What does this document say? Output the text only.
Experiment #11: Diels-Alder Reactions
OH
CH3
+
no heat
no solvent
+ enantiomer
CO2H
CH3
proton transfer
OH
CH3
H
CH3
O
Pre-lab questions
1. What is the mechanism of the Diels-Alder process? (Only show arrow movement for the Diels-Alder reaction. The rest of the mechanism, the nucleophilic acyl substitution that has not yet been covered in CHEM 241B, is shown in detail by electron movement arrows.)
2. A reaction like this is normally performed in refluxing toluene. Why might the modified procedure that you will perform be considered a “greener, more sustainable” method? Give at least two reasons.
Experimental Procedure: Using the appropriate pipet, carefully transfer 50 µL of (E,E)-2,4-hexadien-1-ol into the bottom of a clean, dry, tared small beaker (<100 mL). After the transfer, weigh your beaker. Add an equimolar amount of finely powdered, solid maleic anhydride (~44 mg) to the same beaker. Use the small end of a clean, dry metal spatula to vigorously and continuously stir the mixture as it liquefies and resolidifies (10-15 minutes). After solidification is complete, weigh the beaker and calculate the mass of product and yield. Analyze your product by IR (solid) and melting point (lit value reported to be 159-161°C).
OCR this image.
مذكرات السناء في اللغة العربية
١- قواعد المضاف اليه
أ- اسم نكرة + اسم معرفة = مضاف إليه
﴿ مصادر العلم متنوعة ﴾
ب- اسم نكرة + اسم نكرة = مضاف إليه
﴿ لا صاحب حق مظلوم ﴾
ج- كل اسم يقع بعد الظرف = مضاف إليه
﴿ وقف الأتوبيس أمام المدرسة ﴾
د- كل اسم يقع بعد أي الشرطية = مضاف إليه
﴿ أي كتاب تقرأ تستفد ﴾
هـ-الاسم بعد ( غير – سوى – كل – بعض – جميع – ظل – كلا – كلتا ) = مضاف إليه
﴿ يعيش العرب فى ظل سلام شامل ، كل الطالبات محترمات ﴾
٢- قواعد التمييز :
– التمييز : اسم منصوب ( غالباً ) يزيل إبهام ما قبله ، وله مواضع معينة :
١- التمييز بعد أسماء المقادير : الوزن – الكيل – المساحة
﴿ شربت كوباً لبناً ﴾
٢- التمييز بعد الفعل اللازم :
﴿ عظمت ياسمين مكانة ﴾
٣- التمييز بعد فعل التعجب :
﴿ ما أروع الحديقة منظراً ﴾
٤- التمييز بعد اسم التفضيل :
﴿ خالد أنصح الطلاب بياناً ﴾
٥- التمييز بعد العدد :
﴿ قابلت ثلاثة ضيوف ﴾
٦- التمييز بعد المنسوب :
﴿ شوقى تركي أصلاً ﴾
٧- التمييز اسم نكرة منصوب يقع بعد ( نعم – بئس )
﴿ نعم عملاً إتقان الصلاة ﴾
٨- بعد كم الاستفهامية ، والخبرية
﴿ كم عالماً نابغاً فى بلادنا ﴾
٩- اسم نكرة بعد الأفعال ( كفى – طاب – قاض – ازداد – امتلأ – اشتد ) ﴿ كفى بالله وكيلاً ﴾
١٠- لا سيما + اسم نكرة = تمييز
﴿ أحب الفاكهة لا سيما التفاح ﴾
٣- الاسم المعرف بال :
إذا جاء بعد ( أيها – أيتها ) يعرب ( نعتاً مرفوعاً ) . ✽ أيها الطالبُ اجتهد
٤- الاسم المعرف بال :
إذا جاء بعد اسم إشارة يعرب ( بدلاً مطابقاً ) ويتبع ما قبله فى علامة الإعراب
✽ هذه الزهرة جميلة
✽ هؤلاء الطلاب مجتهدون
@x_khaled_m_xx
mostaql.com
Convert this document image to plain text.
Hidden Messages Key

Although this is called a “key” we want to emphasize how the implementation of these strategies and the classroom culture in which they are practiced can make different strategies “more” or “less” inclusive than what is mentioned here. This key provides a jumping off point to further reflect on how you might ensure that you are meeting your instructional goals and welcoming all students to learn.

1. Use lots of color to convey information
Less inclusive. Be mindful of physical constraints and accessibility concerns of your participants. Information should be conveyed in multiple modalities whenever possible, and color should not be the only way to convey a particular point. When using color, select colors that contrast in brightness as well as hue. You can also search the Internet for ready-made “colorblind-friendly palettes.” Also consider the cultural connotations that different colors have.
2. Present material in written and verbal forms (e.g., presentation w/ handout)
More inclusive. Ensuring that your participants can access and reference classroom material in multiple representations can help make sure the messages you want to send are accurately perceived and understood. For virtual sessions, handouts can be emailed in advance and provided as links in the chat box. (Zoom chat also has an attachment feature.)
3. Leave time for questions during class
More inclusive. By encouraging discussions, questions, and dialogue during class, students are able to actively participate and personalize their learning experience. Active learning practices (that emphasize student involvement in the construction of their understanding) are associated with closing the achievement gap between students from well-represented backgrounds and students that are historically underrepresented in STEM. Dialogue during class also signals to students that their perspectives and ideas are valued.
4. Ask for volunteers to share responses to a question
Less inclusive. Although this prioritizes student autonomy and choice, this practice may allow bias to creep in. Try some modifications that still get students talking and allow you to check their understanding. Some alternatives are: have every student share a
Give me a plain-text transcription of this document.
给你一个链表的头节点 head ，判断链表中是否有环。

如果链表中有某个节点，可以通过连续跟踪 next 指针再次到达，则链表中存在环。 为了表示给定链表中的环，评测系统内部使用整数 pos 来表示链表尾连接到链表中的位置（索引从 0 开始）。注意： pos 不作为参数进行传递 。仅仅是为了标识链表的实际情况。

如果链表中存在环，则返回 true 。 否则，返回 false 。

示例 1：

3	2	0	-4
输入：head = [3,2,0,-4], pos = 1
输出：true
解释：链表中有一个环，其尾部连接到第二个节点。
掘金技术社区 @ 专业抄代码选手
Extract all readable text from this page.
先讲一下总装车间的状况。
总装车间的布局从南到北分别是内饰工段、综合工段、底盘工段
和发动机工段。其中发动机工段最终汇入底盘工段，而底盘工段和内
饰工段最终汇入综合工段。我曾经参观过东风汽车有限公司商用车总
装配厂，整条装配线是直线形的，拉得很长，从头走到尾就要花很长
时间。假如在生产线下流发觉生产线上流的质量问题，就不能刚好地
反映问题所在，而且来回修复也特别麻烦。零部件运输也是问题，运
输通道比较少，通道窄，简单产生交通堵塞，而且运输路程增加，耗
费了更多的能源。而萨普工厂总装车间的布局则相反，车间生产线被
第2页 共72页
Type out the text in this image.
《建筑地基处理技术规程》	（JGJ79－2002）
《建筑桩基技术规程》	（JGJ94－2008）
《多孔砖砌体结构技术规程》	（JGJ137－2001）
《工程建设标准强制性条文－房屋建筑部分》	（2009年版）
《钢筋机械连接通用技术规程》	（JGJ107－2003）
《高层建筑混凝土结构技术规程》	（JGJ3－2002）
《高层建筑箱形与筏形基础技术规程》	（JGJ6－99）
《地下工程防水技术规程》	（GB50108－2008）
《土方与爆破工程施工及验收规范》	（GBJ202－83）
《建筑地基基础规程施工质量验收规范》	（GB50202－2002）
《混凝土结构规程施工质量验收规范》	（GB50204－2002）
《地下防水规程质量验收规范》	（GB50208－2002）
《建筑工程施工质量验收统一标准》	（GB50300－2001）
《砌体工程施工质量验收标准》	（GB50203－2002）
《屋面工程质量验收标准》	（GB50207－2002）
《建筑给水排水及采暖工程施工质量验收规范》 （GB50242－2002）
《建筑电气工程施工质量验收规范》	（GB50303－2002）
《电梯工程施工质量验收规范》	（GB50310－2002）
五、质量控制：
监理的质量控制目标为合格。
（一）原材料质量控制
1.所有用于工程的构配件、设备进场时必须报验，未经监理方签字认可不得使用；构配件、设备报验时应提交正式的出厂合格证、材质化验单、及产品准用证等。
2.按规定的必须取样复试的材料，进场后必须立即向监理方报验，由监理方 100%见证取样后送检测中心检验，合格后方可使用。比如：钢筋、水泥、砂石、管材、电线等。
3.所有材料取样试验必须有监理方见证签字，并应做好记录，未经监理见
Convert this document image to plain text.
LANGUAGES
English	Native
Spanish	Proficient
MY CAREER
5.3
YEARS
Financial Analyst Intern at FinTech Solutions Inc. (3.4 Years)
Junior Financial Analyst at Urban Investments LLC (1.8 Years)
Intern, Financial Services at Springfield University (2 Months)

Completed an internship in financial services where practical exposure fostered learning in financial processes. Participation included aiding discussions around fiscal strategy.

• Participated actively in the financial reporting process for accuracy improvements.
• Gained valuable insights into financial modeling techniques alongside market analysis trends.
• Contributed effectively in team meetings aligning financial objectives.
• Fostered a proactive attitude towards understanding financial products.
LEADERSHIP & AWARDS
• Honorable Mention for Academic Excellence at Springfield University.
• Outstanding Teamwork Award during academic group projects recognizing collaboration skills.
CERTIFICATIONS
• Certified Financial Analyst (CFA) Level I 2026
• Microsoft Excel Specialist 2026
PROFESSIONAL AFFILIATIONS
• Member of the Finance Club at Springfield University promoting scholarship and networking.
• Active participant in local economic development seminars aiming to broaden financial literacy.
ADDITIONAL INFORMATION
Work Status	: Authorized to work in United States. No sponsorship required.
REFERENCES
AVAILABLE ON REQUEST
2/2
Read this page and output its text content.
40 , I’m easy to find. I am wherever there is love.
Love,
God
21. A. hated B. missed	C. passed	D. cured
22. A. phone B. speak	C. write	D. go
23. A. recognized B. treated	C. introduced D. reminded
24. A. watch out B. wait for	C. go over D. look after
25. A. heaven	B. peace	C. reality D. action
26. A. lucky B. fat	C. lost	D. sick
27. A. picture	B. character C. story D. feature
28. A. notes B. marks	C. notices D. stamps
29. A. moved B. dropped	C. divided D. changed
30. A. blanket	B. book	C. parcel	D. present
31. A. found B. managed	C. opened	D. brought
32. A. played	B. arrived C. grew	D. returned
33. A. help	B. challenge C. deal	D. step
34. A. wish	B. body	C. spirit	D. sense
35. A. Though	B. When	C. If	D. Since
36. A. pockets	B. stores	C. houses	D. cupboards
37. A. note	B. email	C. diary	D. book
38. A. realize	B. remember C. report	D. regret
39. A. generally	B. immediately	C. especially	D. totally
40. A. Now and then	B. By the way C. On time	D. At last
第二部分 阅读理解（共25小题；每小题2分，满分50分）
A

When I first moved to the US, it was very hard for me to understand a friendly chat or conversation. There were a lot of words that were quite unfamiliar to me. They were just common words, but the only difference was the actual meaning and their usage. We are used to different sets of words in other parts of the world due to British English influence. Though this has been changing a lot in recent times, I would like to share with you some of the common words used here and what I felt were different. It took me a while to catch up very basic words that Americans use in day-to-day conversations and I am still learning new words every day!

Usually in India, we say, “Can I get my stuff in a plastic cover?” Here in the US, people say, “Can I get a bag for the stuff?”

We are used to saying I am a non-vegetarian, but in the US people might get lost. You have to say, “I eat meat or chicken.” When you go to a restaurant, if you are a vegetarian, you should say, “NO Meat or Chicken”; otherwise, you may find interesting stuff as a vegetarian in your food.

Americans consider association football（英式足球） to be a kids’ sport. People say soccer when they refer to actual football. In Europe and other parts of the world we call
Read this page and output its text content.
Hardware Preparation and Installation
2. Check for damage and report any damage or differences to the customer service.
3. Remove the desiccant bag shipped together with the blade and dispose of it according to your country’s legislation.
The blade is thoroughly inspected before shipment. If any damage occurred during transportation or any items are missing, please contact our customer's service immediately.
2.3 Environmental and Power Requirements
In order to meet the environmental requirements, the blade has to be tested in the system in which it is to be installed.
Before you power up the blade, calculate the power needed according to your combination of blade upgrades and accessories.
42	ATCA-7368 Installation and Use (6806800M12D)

--------------------------------

OBJECTIVE → Report how many lines in the listing above include the word "learning". Give nothing but the number.

EXERCISE OUTPUT → 3